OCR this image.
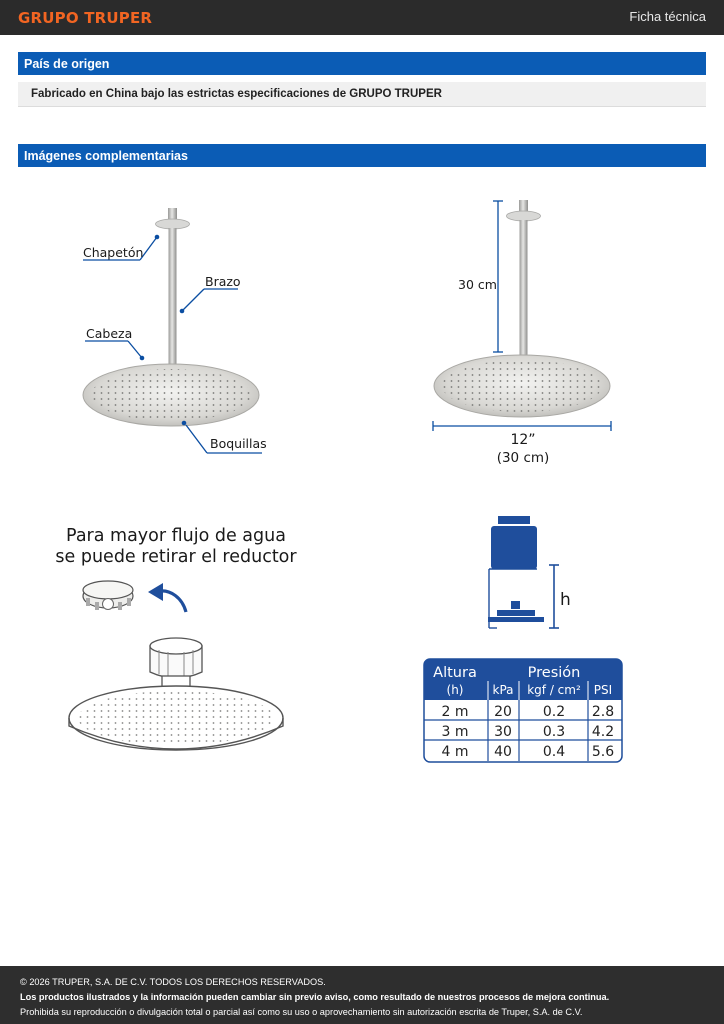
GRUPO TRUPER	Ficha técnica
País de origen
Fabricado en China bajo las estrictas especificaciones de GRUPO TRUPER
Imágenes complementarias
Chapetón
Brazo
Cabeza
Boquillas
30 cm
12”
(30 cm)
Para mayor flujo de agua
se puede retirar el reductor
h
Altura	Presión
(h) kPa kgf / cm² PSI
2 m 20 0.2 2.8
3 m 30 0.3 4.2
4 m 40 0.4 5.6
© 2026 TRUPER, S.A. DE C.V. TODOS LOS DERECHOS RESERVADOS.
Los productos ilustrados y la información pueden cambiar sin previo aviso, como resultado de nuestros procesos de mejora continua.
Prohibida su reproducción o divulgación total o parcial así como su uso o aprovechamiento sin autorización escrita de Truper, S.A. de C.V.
* * *
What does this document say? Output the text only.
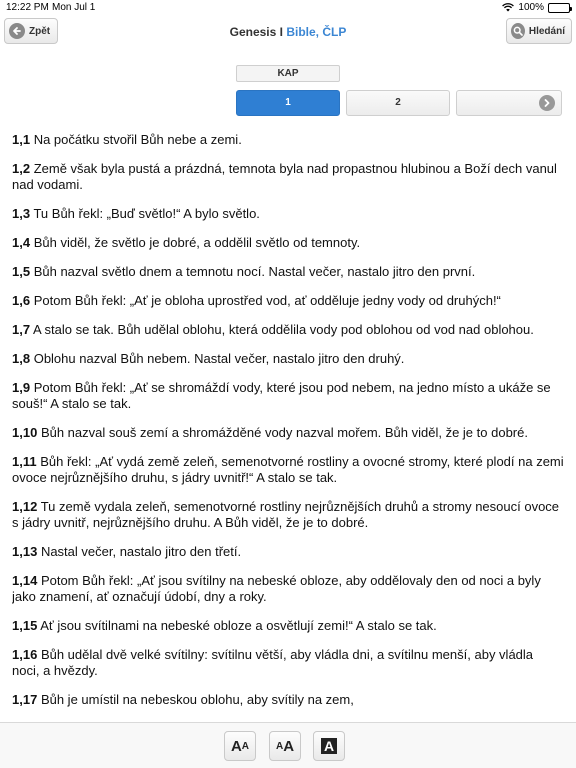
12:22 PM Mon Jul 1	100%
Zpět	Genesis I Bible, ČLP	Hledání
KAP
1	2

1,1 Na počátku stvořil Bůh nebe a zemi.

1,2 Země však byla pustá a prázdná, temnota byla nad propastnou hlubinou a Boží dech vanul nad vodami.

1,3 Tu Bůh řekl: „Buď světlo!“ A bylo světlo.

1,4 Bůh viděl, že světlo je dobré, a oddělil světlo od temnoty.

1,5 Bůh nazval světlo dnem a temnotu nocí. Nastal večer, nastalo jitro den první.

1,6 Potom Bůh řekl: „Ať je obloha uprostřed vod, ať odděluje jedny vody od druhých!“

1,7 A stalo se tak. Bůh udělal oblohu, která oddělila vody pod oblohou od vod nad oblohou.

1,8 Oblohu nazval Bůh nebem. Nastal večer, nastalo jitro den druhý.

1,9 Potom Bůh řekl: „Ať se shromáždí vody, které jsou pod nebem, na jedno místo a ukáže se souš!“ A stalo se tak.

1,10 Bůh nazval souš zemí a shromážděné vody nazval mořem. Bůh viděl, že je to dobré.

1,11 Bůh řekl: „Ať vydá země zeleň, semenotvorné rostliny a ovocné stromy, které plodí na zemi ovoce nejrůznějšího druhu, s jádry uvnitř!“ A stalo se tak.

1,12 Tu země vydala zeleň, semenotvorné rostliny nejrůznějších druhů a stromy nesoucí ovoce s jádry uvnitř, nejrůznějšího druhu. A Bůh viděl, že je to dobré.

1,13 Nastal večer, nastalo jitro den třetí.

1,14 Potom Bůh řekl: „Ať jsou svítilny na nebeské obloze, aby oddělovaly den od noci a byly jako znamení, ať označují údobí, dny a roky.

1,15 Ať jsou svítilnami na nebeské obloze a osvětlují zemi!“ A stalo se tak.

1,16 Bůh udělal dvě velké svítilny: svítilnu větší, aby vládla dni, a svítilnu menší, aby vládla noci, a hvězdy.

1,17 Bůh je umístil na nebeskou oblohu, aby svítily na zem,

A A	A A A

**TASK BRIEF**
Lines holding "dobré" are the ones to copy; find all of them in the listing.

**COMPLETED TASK**
1,4 Bůh viděl, že světlo je dobré, a oddělil světlo od temnoty.
1,10 Bůh nazval souš zemí a shromážděné vody nazval mořem. Bůh viděl, že je to dobré.
1,12 Tu země vydala zeleň, semenotvorné rostliny nejrůznějších druhů a stromy nesoucí ovoce s jádry uvnitř, nejrůznějšího druhu. A Bůh viděl, že je to dobré.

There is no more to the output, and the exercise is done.